To be done: Each entry below should be written out exactly as it is, with no pictures.

>> BEGIN Listed records

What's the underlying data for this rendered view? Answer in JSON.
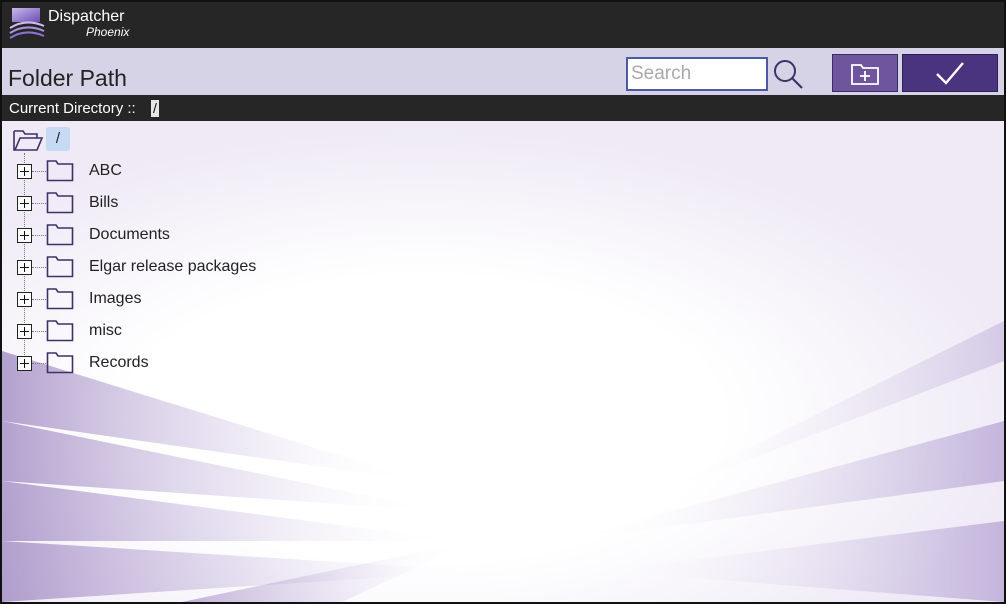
{
  "app": {
    "title": "Dispatcher",
    "subtitle": "Phoenix"
  },
  "header": {
    "title": "Folder Path",
    "search_placeholder": "Search",
    "search_value": ""
  },
  "current_directory": {
    "label": "Current Directory ::",
    "value": "/"
  },
  "tree": {
    "root_label": "/",
    "items": [
      {
        "label": "ABC"
      },
      {
        "label": "Bills"
      },
      {
        "label": "Documents"
      },
      {
        "label": "Elgar release packages"
      },
      {
        "label": "Images"
      },
      {
        "label": "misc"
      },
      {
        "label": "Records"
      }
    ]
  },
  "icons": {
    "logo": "dispatcher-logo-icon",
    "search": "search-icon",
    "new_folder": "folder-plus-icon",
    "confirm": "checkmark-icon",
    "root": "folder-open-icon",
    "folder": "folder-icon",
    "expand": "plus-box-icon"
  },
  "colors": {
    "topbar": "#262626",
    "header_bg": "#d7d3e6",
    "new_folder_button": "#6f559e",
    "confirm_button": "#4a3480",
    "root_highlight": "#c6daf4",
    "icon_stroke": "#3d3166"
  }
}
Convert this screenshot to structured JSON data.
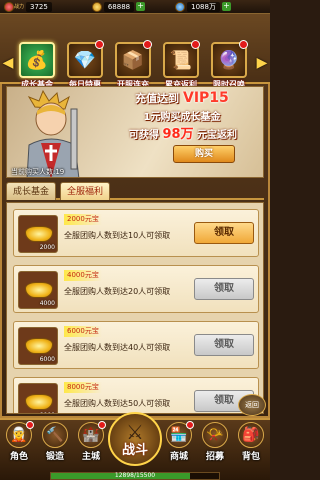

>> END Listed records

Completed task:
What's the underlying data for this rendered view? Answer in JSON.
{
  "app": {
    "title": "Dispatcher",
    "subtitle": "Phoenix"
  },
  "header": {
    "title": "Folder Path",
    "search_placeholder": "Search",
    "search_value": ""
  },
  "current_directory": {
    "label": "Current Directory ::",
    "value": "/"
  },
  "tree": {
    "root_label": "/",
    "items": [
      {
        "label": "ABC"
      },
      {
        "label": "Bills"
      },
      {
        "label": "Documents"
      },
      {
        "label": "Elgar release packages"
      },
      {
        "label": "Images"
      },
      {
        "label": "misc"
      },
      {
        "label": "Records"
      }
    ]
  },
  "icons": {
    "logo": "dispatcher-logo-icon",
    "search": "search-icon",
    "new_folder": "folder-plus-icon",
    "confirm": "checkmark-icon",
    "root": "folder-open-icon",
    "folder": "folder-icon",
    "expand": "plus-box-icon"
  },
  "colors": {
    "topbar": "#262626",
    "header_bg": "#d7d3e6",
    "new_folder_button": "#6f559e",
    "confirm_button": "#4a3480",
    "root_highlight": "#c6daf4",
    "icon_stroke": "#3d3166"
  }
}
Convert this screenshot to structured JSON data.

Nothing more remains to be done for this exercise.